▶ [WHAT IS REQUIRED]:
Write the listing out again, all of it, word for word.

▶ [EXTRACTED ENTRIES]:
-- -- --
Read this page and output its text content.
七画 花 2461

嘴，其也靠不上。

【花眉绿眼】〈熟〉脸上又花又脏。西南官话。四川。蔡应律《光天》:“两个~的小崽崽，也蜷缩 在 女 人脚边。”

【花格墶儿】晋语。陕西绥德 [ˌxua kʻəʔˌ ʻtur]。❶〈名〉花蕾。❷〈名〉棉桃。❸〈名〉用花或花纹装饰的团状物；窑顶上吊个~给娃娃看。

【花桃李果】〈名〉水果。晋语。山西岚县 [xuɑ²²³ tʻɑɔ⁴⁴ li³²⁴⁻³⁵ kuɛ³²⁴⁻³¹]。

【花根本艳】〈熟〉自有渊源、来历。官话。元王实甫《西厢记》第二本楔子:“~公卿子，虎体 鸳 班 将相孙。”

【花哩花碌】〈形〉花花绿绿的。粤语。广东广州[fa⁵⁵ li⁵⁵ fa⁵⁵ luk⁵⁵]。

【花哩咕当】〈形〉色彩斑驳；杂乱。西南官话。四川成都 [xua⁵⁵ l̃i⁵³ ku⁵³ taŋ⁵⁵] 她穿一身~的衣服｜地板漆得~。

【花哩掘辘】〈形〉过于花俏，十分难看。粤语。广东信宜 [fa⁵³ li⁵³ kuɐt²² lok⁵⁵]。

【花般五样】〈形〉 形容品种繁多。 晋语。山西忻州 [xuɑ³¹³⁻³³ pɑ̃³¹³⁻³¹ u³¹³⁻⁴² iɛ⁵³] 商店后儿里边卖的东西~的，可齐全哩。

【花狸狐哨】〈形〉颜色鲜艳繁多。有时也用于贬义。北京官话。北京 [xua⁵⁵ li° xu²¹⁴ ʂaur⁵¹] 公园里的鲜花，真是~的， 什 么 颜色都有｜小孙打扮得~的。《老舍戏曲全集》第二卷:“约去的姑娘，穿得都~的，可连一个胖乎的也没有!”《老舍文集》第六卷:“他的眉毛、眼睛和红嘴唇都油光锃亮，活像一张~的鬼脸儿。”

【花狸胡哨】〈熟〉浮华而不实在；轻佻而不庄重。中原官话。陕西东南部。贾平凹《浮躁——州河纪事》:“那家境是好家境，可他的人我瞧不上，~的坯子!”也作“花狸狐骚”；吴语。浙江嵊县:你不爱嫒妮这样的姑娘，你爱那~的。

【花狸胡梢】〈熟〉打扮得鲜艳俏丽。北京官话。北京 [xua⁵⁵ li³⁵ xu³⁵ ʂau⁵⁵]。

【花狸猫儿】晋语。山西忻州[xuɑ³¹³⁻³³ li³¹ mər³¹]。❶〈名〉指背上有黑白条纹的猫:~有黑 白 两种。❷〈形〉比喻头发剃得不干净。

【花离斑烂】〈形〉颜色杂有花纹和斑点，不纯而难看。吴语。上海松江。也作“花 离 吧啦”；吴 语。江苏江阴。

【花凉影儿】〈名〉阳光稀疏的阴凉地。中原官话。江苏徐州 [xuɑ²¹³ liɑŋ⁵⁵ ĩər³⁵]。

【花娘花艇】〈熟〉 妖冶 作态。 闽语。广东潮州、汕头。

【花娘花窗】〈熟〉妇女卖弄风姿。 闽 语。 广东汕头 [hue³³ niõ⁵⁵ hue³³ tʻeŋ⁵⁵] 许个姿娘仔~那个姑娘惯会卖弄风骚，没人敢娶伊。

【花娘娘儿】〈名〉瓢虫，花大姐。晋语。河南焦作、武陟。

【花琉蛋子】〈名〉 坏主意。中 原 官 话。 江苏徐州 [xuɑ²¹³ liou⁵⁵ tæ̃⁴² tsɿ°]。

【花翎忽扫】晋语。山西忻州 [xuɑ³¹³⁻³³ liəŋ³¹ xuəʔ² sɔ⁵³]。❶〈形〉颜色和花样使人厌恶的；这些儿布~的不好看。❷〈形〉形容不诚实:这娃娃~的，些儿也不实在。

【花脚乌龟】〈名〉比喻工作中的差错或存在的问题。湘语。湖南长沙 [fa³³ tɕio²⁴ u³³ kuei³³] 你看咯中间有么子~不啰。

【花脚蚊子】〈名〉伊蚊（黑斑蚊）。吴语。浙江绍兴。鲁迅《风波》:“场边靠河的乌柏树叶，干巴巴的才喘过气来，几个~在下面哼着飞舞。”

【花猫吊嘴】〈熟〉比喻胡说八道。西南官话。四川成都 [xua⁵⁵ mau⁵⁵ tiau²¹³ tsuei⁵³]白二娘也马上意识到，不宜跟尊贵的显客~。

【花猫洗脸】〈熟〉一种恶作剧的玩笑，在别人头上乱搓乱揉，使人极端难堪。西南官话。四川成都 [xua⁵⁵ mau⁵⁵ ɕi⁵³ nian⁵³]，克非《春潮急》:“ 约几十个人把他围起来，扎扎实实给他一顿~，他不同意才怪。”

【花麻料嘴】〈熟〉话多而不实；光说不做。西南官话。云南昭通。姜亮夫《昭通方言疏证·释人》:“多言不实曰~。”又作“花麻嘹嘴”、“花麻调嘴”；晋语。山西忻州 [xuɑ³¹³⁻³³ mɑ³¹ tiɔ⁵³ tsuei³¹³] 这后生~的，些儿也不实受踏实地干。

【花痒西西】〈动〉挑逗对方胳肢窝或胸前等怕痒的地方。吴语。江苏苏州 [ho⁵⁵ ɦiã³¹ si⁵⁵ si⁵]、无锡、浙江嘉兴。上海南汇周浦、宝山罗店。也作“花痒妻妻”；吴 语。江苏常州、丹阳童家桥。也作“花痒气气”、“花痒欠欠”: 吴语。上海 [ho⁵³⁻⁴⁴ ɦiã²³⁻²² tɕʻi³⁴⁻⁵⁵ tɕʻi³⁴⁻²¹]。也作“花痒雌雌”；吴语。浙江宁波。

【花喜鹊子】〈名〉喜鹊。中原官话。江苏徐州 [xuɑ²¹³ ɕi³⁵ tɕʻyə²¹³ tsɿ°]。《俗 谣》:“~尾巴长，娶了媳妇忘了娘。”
-- -- --
▶ [TASK SOLUTION]:
Read this page and output its text content.
七画 花 2461

嘴，其也靠不上。

【花眉绿眼】〈熟〉脸上又花又脏。西南官话。四川。蔡应律《光天》:“两个~的小崽崽，也蜷缩 在 女 人脚边。”

【花格墶儿】晋语。陕西绥德 [ˌxua kʻəʔˌ ʻtur]。❶〈名〉花蕾。❷〈名〉棉桃。❸〈名〉用花或花纹装饰的团状物；窑顶上吊个~给娃娃看。

【花桃李果】〈名〉水果。晋语。山西岚县 [xuɑ²²³ tʻɑɔ⁴⁴ li³²⁴⁻³⁵ kuɛ³²⁴⁻³¹]。

【花根本艳】〈熟〉自有渊源、来历。官话。元王实甫《西厢记》第二本楔子:“~公卿子，虎体 鸳 班 将相孙。”

【花哩花碌】〈形〉花花绿绿的。粤语。广东广州[fa⁵⁵ li⁵⁵ fa⁵⁵ luk⁵⁵]。

【花哩咕当】〈形〉色彩斑驳；杂乱。西南官话。四川成都 [xua⁵⁵ l̃i⁵³ ku⁵³ taŋ⁵⁵] 她穿一身~的衣服｜地板漆得~。

【花哩掘辘】〈形〉过于花俏，十分难看。粤语。广东信宜 [fa⁵³ li⁵³ kuɐt²² lok⁵⁵]。

【花般五样】〈形〉 形容品种繁多。 晋语。山西忻州 [xuɑ³¹³⁻³³ pɑ̃³¹³⁻³¹ u³¹³⁻⁴² iɛ⁵³] 商店后儿里边卖的东西~的，可齐全哩。

【花狸狐哨】〈形〉颜色鲜艳繁多。有时也用于贬义。北京官话。北京 [xua⁵⁵ li° xu²¹⁴ ʂaur⁵¹] 公园里的鲜花，真是~的， 什 么 颜色都有｜小孙打扮得~的。《老舍戏曲全集》第二卷:“约去的姑娘，穿得都~的，可连一个胖乎的也没有!”《老舍文集》第六卷:“他的眉毛、眼睛和红嘴唇都油光锃亮，活像一张~的鬼脸儿。”

【花狸胡哨】〈熟〉浮华而不实在；轻佻而不庄重。中原官话。陕西东南部。贾平凹《浮躁——州河纪事》:“那家境是好家境，可他的人我瞧不上，~的坯子!”也作“花狸狐骚”；吴语。浙江嵊县:你不爱嫒妮这样的姑娘，你爱那~的。

【花狸胡梢】〈熟〉打扮得鲜艳俏丽。北京官话。北京 [xua⁵⁵ li³⁵ xu³⁵ ʂau⁵⁵]。

【花狸猫儿】晋语。山西忻州[xuɑ³¹³⁻³³ li³¹ mər³¹]。❶〈名〉指背上有黑白条纹的猫:~有黑 白 两种。❷〈形〉比喻头发剃得不干净。

【花离斑烂】〈形〉颜色杂有花纹和斑点，不纯而难看。吴语。上海松江。也作“花 离 吧啦”；吴 语。江苏江阴。

【花凉影儿】〈名〉阳光稀疏的阴凉地。中原官话。江苏徐州 [xuɑ²¹³ liɑŋ⁵⁵ ĩər³⁵]。

【花娘花艇】〈熟〉 妖冶 作态。 闽语。广东潮州、汕头。

【花娘花窗】〈熟〉妇女卖弄风姿。 闽 语。 广东汕头 [hue³³ niõ⁵⁵ hue³³ tʻeŋ⁵⁵] 许个姿娘仔~那个姑娘惯会卖弄风骚，没人敢娶伊。

【花娘娘儿】〈名〉瓢虫，花大姐。晋语。河南焦作、武陟。

【花琉蛋子】〈名〉 坏主意。中 原 官 话。 江苏徐州 [xuɑ²¹³ liou⁵⁵ tæ̃⁴² tsɿ°]。

【花翎忽扫】晋语。山西忻州 [xuɑ³¹³⁻³³ liəŋ³¹ xuəʔ² sɔ⁵³]。❶〈形〉颜色和花样使人厌恶的；这些儿布~的不好看。❷〈形〉形容不诚实:这娃娃~的，些儿也不实在。

【花脚乌龟】〈名〉比喻工作中的差错或存在的问题。湘语。湖南长沙 [fa³³ tɕio²⁴ u³³ kuei³³] 你看咯中间有么子~不啰。

【花脚蚊子】〈名〉伊蚊（黑斑蚊）。吴语。浙江绍兴。鲁迅《风波》:“场边靠河的乌柏树叶，干巴巴的才喘过气来，几个~在下面哼着飞舞。”

【花猫吊嘴】〈熟〉比喻胡说八道。西南官话。四川成都 [xua⁵⁵ mau⁵⁵ tiau²¹³ tsuei⁵³]白二娘也马上意识到，不宜跟尊贵的显客~。

【花猫洗脸】〈熟〉一种恶作剧的玩笑，在别人头上乱搓乱揉，使人极端难堪。西南官话。四川成都 [xua⁵⁵ mau⁵⁵ ɕi⁵³ nian⁵³]，克非《春潮急》:“ 约几十个人把他围起来，扎扎实实给他一顿~，他不同意才怪。”

【花麻料嘴】〈熟〉话多而不实；光说不做。西南官话。云南昭通。姜亮夫《昭通方言疏证·释人》:“多言不实曰~。”又作“花麻嘹嘴”、“花麻调嘴”；晋语。山西忻州 [xuɑ³¹³⁻³³ mɑ³¹ tiɔ⁵³ tsuei³¹³] 这后生~的，些儿也不实受踏实地干。

【花痒西西】〈动〉挑逗对方胳肢窝或胸前等怕痒的地方。吴语。江苏苏州 [ho⁵⁵ ɦiã³¹ si⁵⁵ si⁵]、无锡、浙江嘉兴。上海南汇周浦、宝山罗店。也作“花痒妻妻”；吴 语。江苏常州、丹阳童家桥。也作“花痒气气”、“花痒欠欠”: 吴语。上海 [ho⁵³⁻⁴⁴ ɦiã²³⁻²² tɕʻi³⁴⁻⁵⁵ tɕʻi³⁴⁻²¹]。也作“花痒雌雌”；吴语。浙江宁波。

【花喜鹊子】〈名〉喜鹊。中原官话。江苏徐州 [xuɑ²¹³ ɕi³⁵ tɕʻyə²¹³ tsɿ°]。《俗 谣》:“~尾巴长，娶了媳妇忘了娘。”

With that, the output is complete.